> EXERCISE REQUIREMENTS:
Every entry below should be printed exactly, without its images.

> EXTRACTED INFORMATION:
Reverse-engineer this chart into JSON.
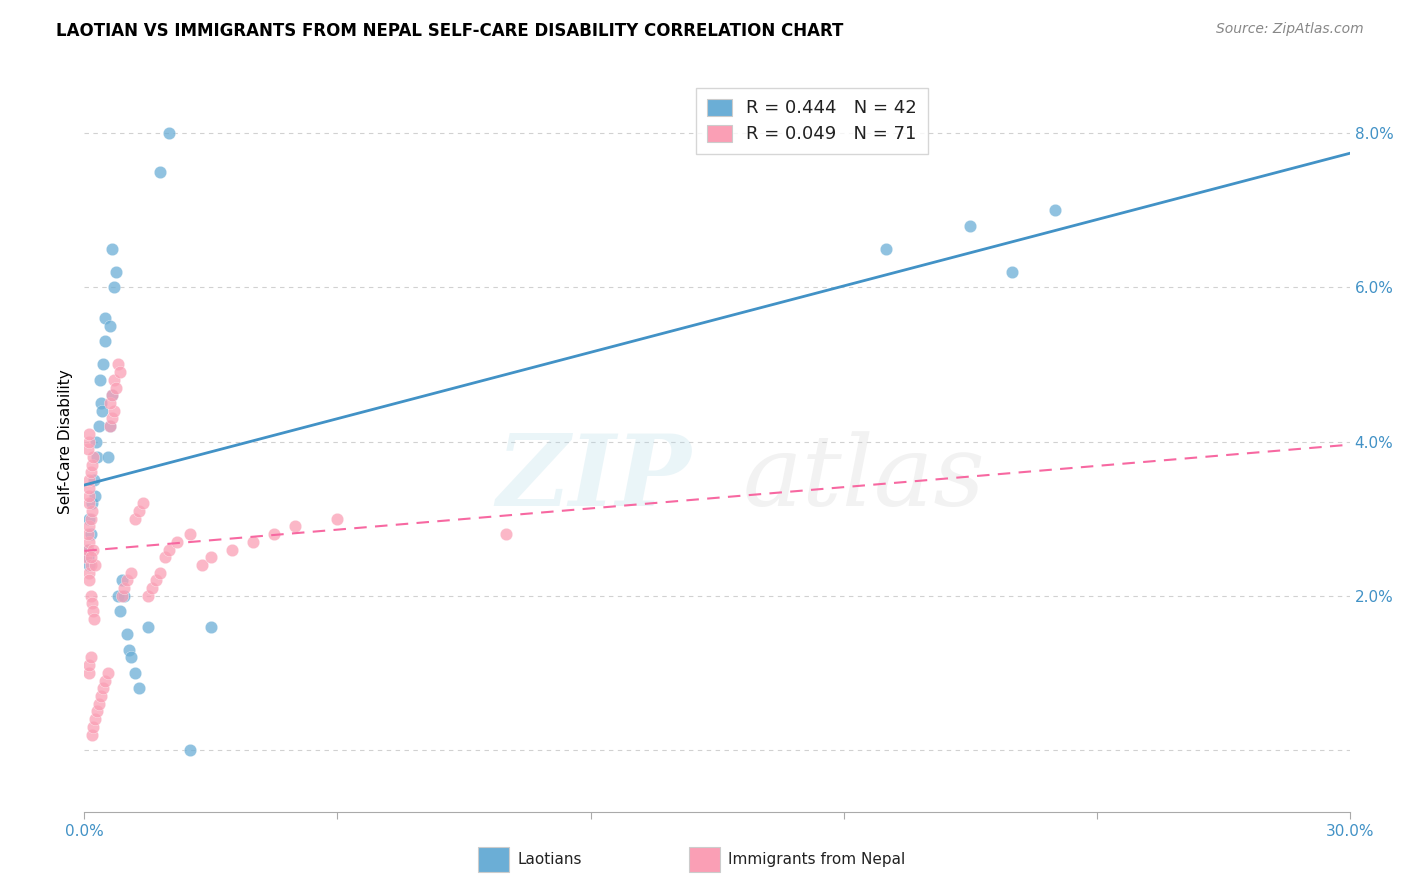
{
  "title": "LAOTIAN VS IMMIGRANTS FROM NEPAL SELF-CARE DISABILITY CORRELATION CHART",
  "source": "Source: ZipAtlas.com",
  "ylabel": "Self-Care Disability",
  "y_ticks": [
    0.0,
    0.02,
    0.04,
    0.06,
    0.08
  ],
  "y_tick_labels": [
    "",
    "2.0%",
    "4.0%",
    "6.0%",
    "8.0%"
  ],
  "x_min": 0.0,
  "x_max": 0.3,
  "y_min": -0.008,
  "y_max": 0.088,
  "blue_color": "#6baed6",
  "pink_color": "#fa9fb5",
  "blue_line_color": "#4292c6",
  "pink_line_color": "#f768a1",
  "tick_color": "#4292c6",
  "grid_color": "#cccccc",
  "title_fontsize": 12,
  "source_fontsize": 10,
  "lao_label": "Laotians",
  "nep_label": "Immigrants from Nepal",
  "legend_line1": "R = 0.444   N = 42",
  "legend_line2": "R = 0.049   N = 71",
  "lao_x": [
    0.0008,
    0.0012,
    0.0015,
    0.0008,
    0.001,
    0.0018,
    0.0022,
    0.0025,
    0.003,
    0.0028,
    0.0035,
    0.004,
    0.0038,
    0.0045,
    0.0042,
    0.0048,
    0.005,
    0.0055,
    0.006,
    0.0065,
    0.006,
    0.007,
    0.0075,
    0.0065,
    0.008,
    0.0085,
    0.009,
    0.0095,
    0.01,
    0.0105,
    0.011,
    0.012,
    0.013,
    0.015,
    0.018,
    0.02,
    0.025,
    0.03,
    0.19,
    0.21,
    0.22,
    0.23
  ],
  "lao_y": [
    0.026,
    0.024,
    0.028,
    0.025,
    0.03,
    0.032,
    0.035,
    0.033,
    0.038,
    0.04,
    0.042,
    0.045,
    0.048,
    0.05,
    0.044,
    0.053,
    0.056,
    0.038,
    0.042,
    0.046,
    0.055,
    0.06,
    0.062,
    0.065,
    0.02,
    0.018,
    0.022,
    0.02,
    0.015,
    0.013,
    0.012,
    0.01,
    0.008,
    0.016,
    0.075,
    0.08,
    0.0,
    0.016,
    0.065,
    0.068,
    0.062,
    0.07
  ],
  "nep_x": [
    0.0005,
    0.0008,
    0.001,
    0.0012,
    0.0015,
    0.0008,
    0.001,
    0.0012,
    0.0015,
    0.0018,
    0.002,
    0.001,
    0.0012,
    0.0015,
    0.0018,
    0.002,
    0.0022,
    0.001,
    0.0012,
    0.0015,
    0.0018,
    0.002,
    0.0025,
    0.0008,
    0.001,
    0.0012,
    0.0015,
    0.001,
    0.0012,
    0.0015,
    0.0018,
    0.002,
    0.0025,
    0.003,
    0.0035,
    0.004,
    0.0045,
    0.005,
    0.0055,
    0.006,
    0.0065,
    0.007,
    0.006,
    0.0065,
    0.007,
    0.0075,
    0.008,
    0.0085,
    0.009,
    0.0095,
    0.01,
    0.011,
    0.012,
    0.013,
    0.014,
    0.015,
    0.016,
    0.017,
    0.018,
    0.019,
    0.02,
    0.022,
    0.025,
    0.028,
    0.03,
    0.035,
    0.04,
    0.045,
    0.05,
    0.06,
    0.1
  ],
  "nep_y": [
    0.025,
    0.026,
    0.027,
    0.023,
    0.024,
    0.028,
    0.022,
    0.029,
    0.03,
    0.031,
    0.026,
    0.032,
    0.033,
    0.02,
    0.019,
    0.018,
    0.017,
    0.034,
    0.035,
    0.036,
    0.037,
    0.038,
    0.024,
    0.039,
    0.04,
    0.041,
    0.025,
    0.01,
    0.011,
    0.012,
    0.002,
    0.003,
    0.004,
    0.005,
    0.006,
    0.007,
    0.008,
    0.009,
    0.01,
    0.042,
    0.043,
    0.044,
    0.045,
    0.046,
    0.048,
    0.047,
    0.05,
    0.049,
    0.02,
    0.021,
    0.022,
    0.023,
    0.03,
    0.031,
    0.032,
    0.02,
    0.021,
    0.022,
    0.023,
    0.025,
    0.026,
    0.027,
    0.028,
    0.024,
    0.025,
    0.026,
    0.027,
    0.028,
    0.029,
    0.03,
    0.028
  ]
}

> RESULT OF THIS EXERCISE:
Reverse-engineer this chart into JSON.
{
  "title": "LAOTIAN VS IMMIGRANTS FROM NEPAL SELF-CARE DISABILITY CORRELATION CHART",
  "source": "Source: ZipAtlas.com",
  "ylabel": "Self-Care Disability",
  "y_ticks": [
    0.0,
    0.02,
    0.04,
    0.06,
    0.08
  ],
  "y_tick_labels": [
    "",
    "2.0%",
    "4.0%",
    "6.0%",
    "8.0%"
  ],
  "x_min": 0.0,
  "x_max": 0.3,
  "y_min": -0.008,
  "y_max": 0.088,
  "blue_color": "#6baed6",
  "pink_color": "#fa9fb5",
  "blue_line_color": "#4292c6",
  "pink_line_color": "#f768a1",
  "tick_color": "#4292c6",
  "grid_color": "#cccccc",
  "title_fontsize": 12,
  "source_fontsize": 10,
  "lao_label": "Laotians",
  "nep_label": "Immigrants from Nepal",
  "legend_line1": "R = 0.444   N = 42",
  "legend_line2": "R = 0.049   N = 71",
  "lao_x": [
    0.0008,
    0.0012,
    0.0015,
    0.0008,
    0.001,
    0.0018,
    0.0022,
    0.0025,
    0.003,
    0.0028,
    0.0035,
    0.004,
    0.0038,
    0.0045,
    0.0042,
    0.0048,
    0.005,
    0.0055,
    0.006,
    0.0065,
    0.006,
    0.007,
    0.0075,
    0.0065,
    0.008,
    0.0085,
    0.009,
    0.0095,
    0.01,
    0.0105,
    0.011,
    0.012,
    0.013,
    0.015,
    0.018,
    0.02,
    0.025,
    0.03,
    0.19,
    0.21,
    0.22,
    0.23
  ],
  "lao_y": [
    0.026,
    0.024,
    0.028,
    0.025,
    0.03,
    0.032,
    0.035,
    0.033,
    0.038,
    0.04,
    0.042,
    0.045,
    0.048,
    0.05,
    0.044,
    0.053,
    0.056,
    0.038,
    0.042,
    0.046,
    0.055,
    0.06,
    0.062,
    0.065,
    0.02,
    0.018,
    0.022,
    0.02,
    0.015,
    0.013,
    0.012,
    0.01,
    0.008,
    0.016,
    0.075,
    0.08,
    0.0,
    0.016,
    0.065,
    0.068,
    0.062,
    0.07
  ],
  "nep_x": [
    0.0005,
    0.0008,
    0.001,
    0.0012,
    0.0015,
    0.0008,
    0.001,
    0.0012,
    0.0015,
    0.0018,
    0.002,
    0.001,
    0.0012,
    0.0015,
    0.0018,
    0.002,
    0.0022,
    0.001,
    0.0012,
    0.0015,
    0.0018,
    0.002,
    0.0025,
    0.0008,
    0.001,
    0.0012,
    0.0015,
    0.001,
    0.0012,
    0.0015,
    0.0018,
    0.002,
    0.0025,
    0.003,
    0.0035,
    0.004,
    0.0045,
    0.005,
    0.0055,
    0.006,
    0.0065,
    0.007,
    0.006,
    0.0065,
    0.007,
    0.0075,
    0.008,
    0.0085,
    0.009,
    0.0095,
    0.01,
    0.011,
    0.012,
    0.013,
    0.014,
    0.015,
    0.016,
    0.017,
    0.018,
    0.019,
    0.02,
    0.022,
    0.025,
    0.028,
    0.03,
    0.035,
    0.04,
    0.045,
    0.05,
    0.06,
    0.1
  ],
  "nep_y": [
    0.025,
    0.026,
    0.027,
    0.023,
    0.024,
    0.028,
    0.022,
    0.029,
    0.03,
    0.031,
    0.026,
    0.032,
    0.033,
    0.02,
    0.019,
    0.018,
    0.017,
    0.034,
    0.035,
    0.036,
    0.037,
    0.038,
    0.024,
    0.039,
    0.04,
    0.041,
    0.025,
    0.01,
    0.011,
    0.012,
    0.002,
    0.003,
    0.004,
    0.005,
    0.006,
    0.007,
    0.008,
    0.009,
    0.01,
    0.042,
    0.043,
    0.044,
    0.045,
    0.046,
    0.048,
    0.047,
    0.05,
    0.049,
    0.02,
    0.021,
    0.022,
    0.023,
    0.03,
    0.031,
    0.032,
    0.02,
    0.021,
    0.022,
    0.023,
    0.025,
    0.026,
    0.027,
    0.028,
    0.024,
    0.025,
    0.026,
    0.027,
    0.028,
    0.029,
    0.03,
    0.028
  ]
}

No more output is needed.